Written task »
Print the listing in its entirety and exactly, leaving out images.

· · · · · · ·

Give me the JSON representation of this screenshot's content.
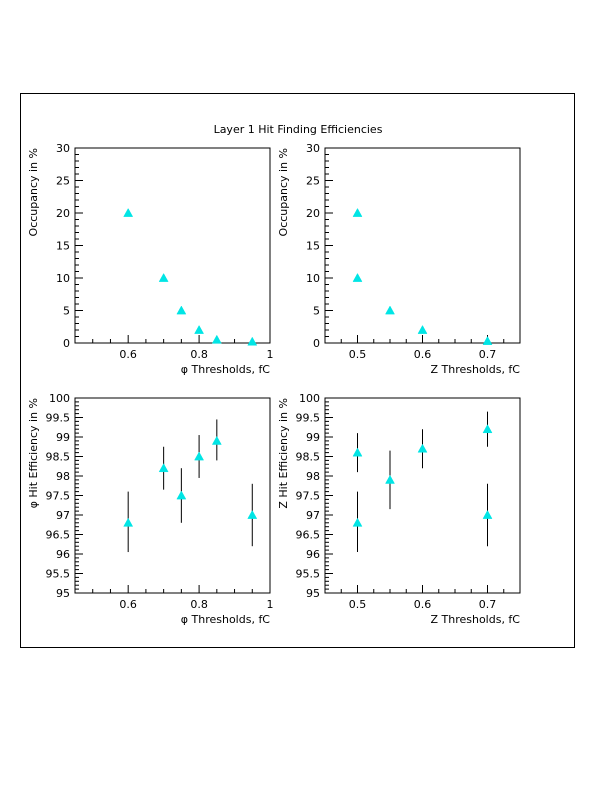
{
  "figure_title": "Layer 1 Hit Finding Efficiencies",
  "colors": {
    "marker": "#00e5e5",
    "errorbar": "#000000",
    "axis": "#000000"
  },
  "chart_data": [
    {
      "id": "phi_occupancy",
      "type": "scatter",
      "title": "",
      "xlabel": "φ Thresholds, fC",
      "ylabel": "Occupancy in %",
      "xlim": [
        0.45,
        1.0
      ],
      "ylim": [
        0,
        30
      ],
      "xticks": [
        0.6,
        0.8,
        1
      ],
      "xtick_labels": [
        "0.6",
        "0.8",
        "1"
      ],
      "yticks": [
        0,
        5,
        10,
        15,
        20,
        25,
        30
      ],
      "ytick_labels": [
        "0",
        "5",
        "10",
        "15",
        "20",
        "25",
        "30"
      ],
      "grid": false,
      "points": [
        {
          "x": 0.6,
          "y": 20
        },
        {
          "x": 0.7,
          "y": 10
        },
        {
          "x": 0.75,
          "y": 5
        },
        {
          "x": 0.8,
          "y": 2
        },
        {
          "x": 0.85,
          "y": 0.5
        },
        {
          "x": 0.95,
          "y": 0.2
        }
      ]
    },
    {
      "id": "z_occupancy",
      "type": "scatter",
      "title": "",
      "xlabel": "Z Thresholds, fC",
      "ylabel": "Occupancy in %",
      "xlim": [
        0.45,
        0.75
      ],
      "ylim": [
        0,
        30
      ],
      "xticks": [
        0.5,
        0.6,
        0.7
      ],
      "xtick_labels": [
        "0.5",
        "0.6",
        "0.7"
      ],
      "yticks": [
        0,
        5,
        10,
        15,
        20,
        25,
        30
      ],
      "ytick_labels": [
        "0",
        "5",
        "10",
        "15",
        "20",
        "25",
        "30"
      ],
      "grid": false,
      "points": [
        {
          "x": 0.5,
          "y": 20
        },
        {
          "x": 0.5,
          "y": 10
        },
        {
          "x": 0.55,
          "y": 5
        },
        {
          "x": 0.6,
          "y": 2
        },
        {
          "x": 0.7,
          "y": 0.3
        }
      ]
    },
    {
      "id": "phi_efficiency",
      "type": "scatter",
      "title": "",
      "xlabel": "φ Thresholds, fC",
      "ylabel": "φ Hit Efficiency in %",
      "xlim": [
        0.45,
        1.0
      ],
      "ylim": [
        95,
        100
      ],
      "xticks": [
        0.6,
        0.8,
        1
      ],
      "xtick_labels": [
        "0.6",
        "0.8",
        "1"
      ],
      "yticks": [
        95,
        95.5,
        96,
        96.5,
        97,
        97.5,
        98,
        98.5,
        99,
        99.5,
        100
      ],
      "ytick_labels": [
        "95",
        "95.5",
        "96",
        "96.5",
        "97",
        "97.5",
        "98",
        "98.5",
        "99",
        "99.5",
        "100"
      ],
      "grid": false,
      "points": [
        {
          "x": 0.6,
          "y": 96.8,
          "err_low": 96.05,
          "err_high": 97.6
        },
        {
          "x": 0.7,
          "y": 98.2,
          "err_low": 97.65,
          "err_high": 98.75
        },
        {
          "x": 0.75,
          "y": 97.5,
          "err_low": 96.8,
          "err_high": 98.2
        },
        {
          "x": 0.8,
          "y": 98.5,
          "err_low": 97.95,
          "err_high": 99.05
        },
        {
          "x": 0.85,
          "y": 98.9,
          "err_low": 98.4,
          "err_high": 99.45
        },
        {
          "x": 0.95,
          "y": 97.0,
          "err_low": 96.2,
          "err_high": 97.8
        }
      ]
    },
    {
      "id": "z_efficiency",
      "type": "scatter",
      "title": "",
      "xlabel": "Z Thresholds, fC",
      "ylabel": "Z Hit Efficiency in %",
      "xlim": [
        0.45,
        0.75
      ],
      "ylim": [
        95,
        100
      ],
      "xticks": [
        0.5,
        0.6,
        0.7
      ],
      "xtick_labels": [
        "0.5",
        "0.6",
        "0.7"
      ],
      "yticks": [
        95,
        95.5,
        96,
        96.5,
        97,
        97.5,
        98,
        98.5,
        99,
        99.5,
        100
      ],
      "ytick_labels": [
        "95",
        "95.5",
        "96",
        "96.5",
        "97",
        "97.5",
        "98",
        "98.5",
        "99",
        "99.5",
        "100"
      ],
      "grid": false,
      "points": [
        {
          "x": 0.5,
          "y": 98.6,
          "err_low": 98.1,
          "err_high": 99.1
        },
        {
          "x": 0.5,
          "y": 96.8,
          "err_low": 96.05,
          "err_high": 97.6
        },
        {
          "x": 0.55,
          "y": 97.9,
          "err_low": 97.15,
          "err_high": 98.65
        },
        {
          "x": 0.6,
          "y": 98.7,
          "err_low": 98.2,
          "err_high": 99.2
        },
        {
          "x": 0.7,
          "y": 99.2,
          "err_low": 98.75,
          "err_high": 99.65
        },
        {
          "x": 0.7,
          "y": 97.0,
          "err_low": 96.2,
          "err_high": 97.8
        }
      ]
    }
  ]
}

· · · · · · ·

Full response »
Give me the JSON representation of this screenshot's content.
{
  "figure_title": "Layer 1 Hit Finding Efficiencies",
  "colors": {
    "marker": "#00e5e5",
    "errorbar": "#000000",
    "axis": "#000000"
  },
  "chart_data": [
    {
      "id": "phi_occupancy",
      "type": "scatter",
      "title": "",
      "xlabel": "φ Thresholds, fC",
      "ylabel": "Occupancy in %",
      "xlim": [
        0.45,
        1.0
      ],
      "ylim": [
        0,
        30
      ],
      "xticks": [
        0.6,
        0.8,
        1
      ],
      "xtick_labels": [
        "0.6",
        "0.8",
        "1"
      ],
      "yticks": [
        0,
        5,
        10,
        15,
        20,
        25,
        30
      ],
      "ytick_labels": [
        "0",
        "5",
        "10",
        "15",
        "20",
        "25",
        "30"
      ],
      "grid": false,
      "points": [
        {
          "x": 0.6,
          "y": 20
        },
        {
          "x": 0.7,
          "y": 10
        },
        {
          "x": 0.75,
          "y": 5
        },
        {
          "x": 0.8,
          "y": 2
        },
        {
          "x": 0.85,
          "y": 0.5
        },
        {
          "x": 0.95,
          "y": 0.2
        }
      ]
    },
    {
      "id": "z_occupancy",
      "type": "scatter",
      "title": "",
      "xlabel": "Z Thresholds, fC",
      "ylabel": "Occupancy in %",
      "xlim": [
        0.45,
        0.75
      ],
      "ylim": [
        0,
        30
      ],
      "xticks": [
        0.5,
        0.6,
        0.7
      ],
      "xtick_labels": [
        "0.5",
        "0.6",
        "0.7"
      ],
      "yticks": [
        0,
        5,
        10,
        15,
        20,
        25,
        30
      ],
      "ytick_labels": [
        "0",
        "5",
        "10",
        "15",
        "20",
        "25",
        "30"
      ],
      "grid": false,
      "points": [
        {
          "x": 0.5,
          "y": 20
        },
        {
          "x": 0.5,
          "y": 10
        },
        {
          "x": 0.55,
          "y": 5
        },
        {
          "x": 0.6,
          "y": 2
        },
        {
          "x": 0.7,
          "y": 0.3
        }
      ]
    },
    {
      "id": "phi_efficiency",
      "type": "scatter",
      "title": "",
      "xlabel": "φ Thresholds, fC",
      "ylabel": "φ Hit Efficiency in %",
      "xlim": [
        0.45,
        1.0
      ],
      "ylim": [
        95,
        100
      ],
      "xticks": [
        0.6,
        0.8,
        1
      ],
      "xtick_labels": [
        "0.6",
        "0.8",
        "1"
      ],
      "yticks": [
        95,
        95.5,
        96,
        96.5,
        97,
        97.5,
        98,
        98.5,
        99,
        99.5,
        100
      ],
      "ytick_labels": [
        "95",
        "95.5",
        "96",
        "96.5",
        "97",
        "97.5",
        "98",
        "98.5",
        "99",
        "99.5",
        "100"
      ],
      "grid": false,
      "points": [
        {
          "x": 0.6,
          "y": 96.8,
          "err_low": 96.05,
          "err_high": 97.6
        },
        {
          "x": 0.7,
          "y": 98.2,
          "err_low": 97.65,
          "err_high": 98.75
        },
        {
          "x": 0.75,
          "y": 97.5,
          "err_low": 96.8,
          "err_high": 98.2
        },
        {
          "x": 0.8,
          "y": 98.5,
          "err_low": 97.95,
          "err_high": 99.05
        },
        {
          "x": 0.85,
          "y": 98.9,
          "err_low": 98.4,
          "err_high": 99.45
        },
        {
          "x": 0.95,
          "y": 97.0,
          "err_low": 96.2,
          "err_high": 97.8
        }
      ]
    },
    {
      "id": "z_efficiency",
      "type": "scatter",
      "title": "",
      "xlabel": "Z Thresholds, fC",
      "ylabel": "Z Hit Efficiency in %",
      "xlim": [
        0.45,
        0.75
      ],
      "ylim": [
        95,
        100
      ],
      "xticks": [
        0.5,
        0.6,
        0.7
      ],
      "xtick_labels": [
        "0.5",
        "0.6",
        "0.7"
      ],
      "yticks": [
        95,
        95.5,
        96,
        96.5,
        97,
        97.5,
        98,
        98.5,
        99,
        99.5,
        100
      ],
      "ytick_labels": [
        "95",
        "95.5",
        "96",
        "96.5",
        "97",
        "97.5",
        "98",
        "98.5",
        "99",
        "99.5",
        "100"
      ],
      "grid": false,
      "points": [
        {
          "x": 0.5,
          "y": 98.6,
          "err_low": 98.1,
          "err_high": 99.1
        },
        {
          "x": 0.5,
          "y": 96.8,
          "err_low": 96.05,
          "err_high": 97.6
        },
        {
          "x": 0.55,
          "y": 97.9,
          "err_low": 97.15,
          "err_high": 98.65
        },
        {
          "x": 0.6,
          "y": 98.7,
          "err_low": 98.2,
          "err_high": 99.2
        },
        {
          "x": 0.7,
          "y": 99.2,
          "err_low": 98.75,
          "err_high": 99.65
        },
        {
          "x": 0.7,
          "y": 97.0,
          "err_low": 96.2,
          "err_high": 97.8
        }
      ]
    }
  ]
}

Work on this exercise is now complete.